- _Entries shown_
^^^^^^^^

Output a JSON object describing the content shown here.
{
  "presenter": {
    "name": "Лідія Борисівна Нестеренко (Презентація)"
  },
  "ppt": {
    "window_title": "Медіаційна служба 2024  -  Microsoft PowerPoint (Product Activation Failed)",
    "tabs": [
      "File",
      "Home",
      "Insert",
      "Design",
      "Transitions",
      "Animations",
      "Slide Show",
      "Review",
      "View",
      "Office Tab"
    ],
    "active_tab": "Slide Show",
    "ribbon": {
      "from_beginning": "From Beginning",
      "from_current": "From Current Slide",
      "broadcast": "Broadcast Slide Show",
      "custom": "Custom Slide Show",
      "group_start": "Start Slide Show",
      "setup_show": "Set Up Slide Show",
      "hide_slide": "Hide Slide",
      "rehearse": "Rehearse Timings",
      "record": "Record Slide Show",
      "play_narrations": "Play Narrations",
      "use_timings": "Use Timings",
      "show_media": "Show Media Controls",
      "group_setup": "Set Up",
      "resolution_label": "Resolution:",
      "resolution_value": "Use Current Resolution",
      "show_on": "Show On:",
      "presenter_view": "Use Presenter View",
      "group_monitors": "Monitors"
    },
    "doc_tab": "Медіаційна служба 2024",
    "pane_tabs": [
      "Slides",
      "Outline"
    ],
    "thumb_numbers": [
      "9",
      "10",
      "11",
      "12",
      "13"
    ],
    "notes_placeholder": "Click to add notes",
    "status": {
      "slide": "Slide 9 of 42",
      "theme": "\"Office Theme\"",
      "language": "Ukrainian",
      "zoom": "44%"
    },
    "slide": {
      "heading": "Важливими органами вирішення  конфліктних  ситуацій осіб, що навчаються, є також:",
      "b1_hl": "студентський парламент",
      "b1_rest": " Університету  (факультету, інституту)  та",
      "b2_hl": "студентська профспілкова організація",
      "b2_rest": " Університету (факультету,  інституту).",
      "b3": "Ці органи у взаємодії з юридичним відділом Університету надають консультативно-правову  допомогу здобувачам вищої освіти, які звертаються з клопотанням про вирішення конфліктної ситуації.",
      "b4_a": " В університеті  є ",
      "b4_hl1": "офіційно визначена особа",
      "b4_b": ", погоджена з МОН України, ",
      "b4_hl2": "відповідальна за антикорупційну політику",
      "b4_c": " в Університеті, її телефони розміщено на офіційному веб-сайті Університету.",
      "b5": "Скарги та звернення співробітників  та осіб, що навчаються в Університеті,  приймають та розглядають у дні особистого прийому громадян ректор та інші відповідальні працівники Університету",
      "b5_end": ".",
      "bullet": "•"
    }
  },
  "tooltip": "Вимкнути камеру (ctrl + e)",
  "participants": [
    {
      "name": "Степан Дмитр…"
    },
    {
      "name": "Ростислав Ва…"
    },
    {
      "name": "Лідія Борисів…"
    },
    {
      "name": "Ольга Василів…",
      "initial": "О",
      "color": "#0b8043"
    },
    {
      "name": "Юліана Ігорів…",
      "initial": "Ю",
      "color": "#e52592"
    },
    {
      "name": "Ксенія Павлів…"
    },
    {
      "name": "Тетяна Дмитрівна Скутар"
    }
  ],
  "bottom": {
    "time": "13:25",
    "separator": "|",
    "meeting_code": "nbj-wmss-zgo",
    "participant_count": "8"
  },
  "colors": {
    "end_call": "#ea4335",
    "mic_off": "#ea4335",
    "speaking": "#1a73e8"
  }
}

^^^^^^^^

- _Written problem_
The entries above should be repeated exactly, every one of them.

- _Exercise answer_
Output a JSON object describing the content shown here.
{
  "presenter": {
    "name": "Лідія Борисівна Нестеренко (Презентація)"
  },
  "ppt": {
    "window_title": "Медіаційна служба 2024  -  Microsoft PowerPoint (Product Activation Failed)",
    "tabs": [
      "File",
      "Home",
      "Insert",
      "Design",
      "Transitions",
      "Animations",
      "Slide Show",
      "Review",
      "View",
      "Office Tab"
    ],
    "active_tab": "Slide Show",
    "ribbon": {
      "from_beginning": "From Beginning",
      "from_current": "From Current Slide",
      "broadcast": "Broadcast Slide Show",
      "custom": "Custom Slide Show",
      "group_start": "Start Slide Show",
      "setup_show": "Set Up Slide Show",
      "hide_slide": "Hide Slide",
      "rehearse": "Rehearse Timings",
      "record": "Record Slide Show",
      "play_narrations": "Play Narrations",
      "use_timings": "Use Timings",
      "show_media": "Show Media Controls",
      "group_setup": "Set Up",
      "resolution_label": "Resolution:",
      "resolution_value": "Use Current Resolution",
      "show_on": "Show On:",
      "presenter_view": "Use Presenter View",
      "group_monitors": "Monitors"
    },
    "doc_tab": "Медіаційна служба 2024",
    "pane_tabs": [
      "Slides",
      "Outline"
    ],
    "thumb_numbers": [
      "9",
      "10",
      "11",
      "12",
      "13"
    ],
    "notes_placeholder": "Click to add notes",
    "status": {
      "slide": "Slide 9 of 42",
      "theme": "\"Office Theme\"",
      "language": "Ukrainian",
      "zoom": "44%"
    },
    "slide": {
      "heading": "Важливими органами вирішення  конфліктних  ситуацій осіб, що навчаються, є також:",
      "b1_hl": "студентський парламент",
      "b1_rest": " Університету  (факультету, інституту)  та",
      "b2_hl": "студентська профспілкова організація",
      "b2_rest": " Університету (факультету,  інституту).",
      "b3": "Ці органи у взаємодії з юридичним відділом Університету надають консультативно-правову  допомогу здобувачам вищої освіти, які звертаються з клопотанням про вирішення конфліктної ситуації.",
      "b4_a": " В університеті  є ",
      "b4_hl1": "офіційно визначена особа",
      "b4_b": ", погоджена з МОН України, ",
      "b4_hl2": "відповідальна за антикорупційну політику",
      "b4_c": " в Університеті, її телефони розміщено на офіційному веб-сайті Університету.",
      "b5": "Скарги та звернення співробітників  та осіб, що навчаються в Університеті,  приймають та розглядають у дні особистого прийому громадян ректор та інші відповідальні працівники Університету",
      "b5_end": ".",
      "bullet": "•"
    }
  },
  "tooltip": "Вимкнути камеру (ctrl + e)",
  "participants": [
    {
      "name": "Степан Дмитр…"
    },
    {
      "name": "Ростислав Ва…"
    },
    {
      "name": "Лідія Борисів…"
    },
    {
      "name": "Ольга Василів…",
      "initial": "О",
      "color": "#0b8043"
    },
    {
      "name": "Юліана Ігорів…",
      "initial": "Ю",
      "color": "#e52592"
    },
    {
      "name": "Ксенія Павлів…"
    },
    {
      "name": "Тетяна Дмитрівна Скутар"
    }
  ],
  "bottom": {
    "time": "13:25",
    "separator": "|",
    "meeting_code": "nbj-wmss-zgo",
    "participant_count": "8"
  },
  "colors": {
    "end_call": "#ea4335",
    "mic_off": "#ea4335",
    "speaking": "#1a73e8"
  }
}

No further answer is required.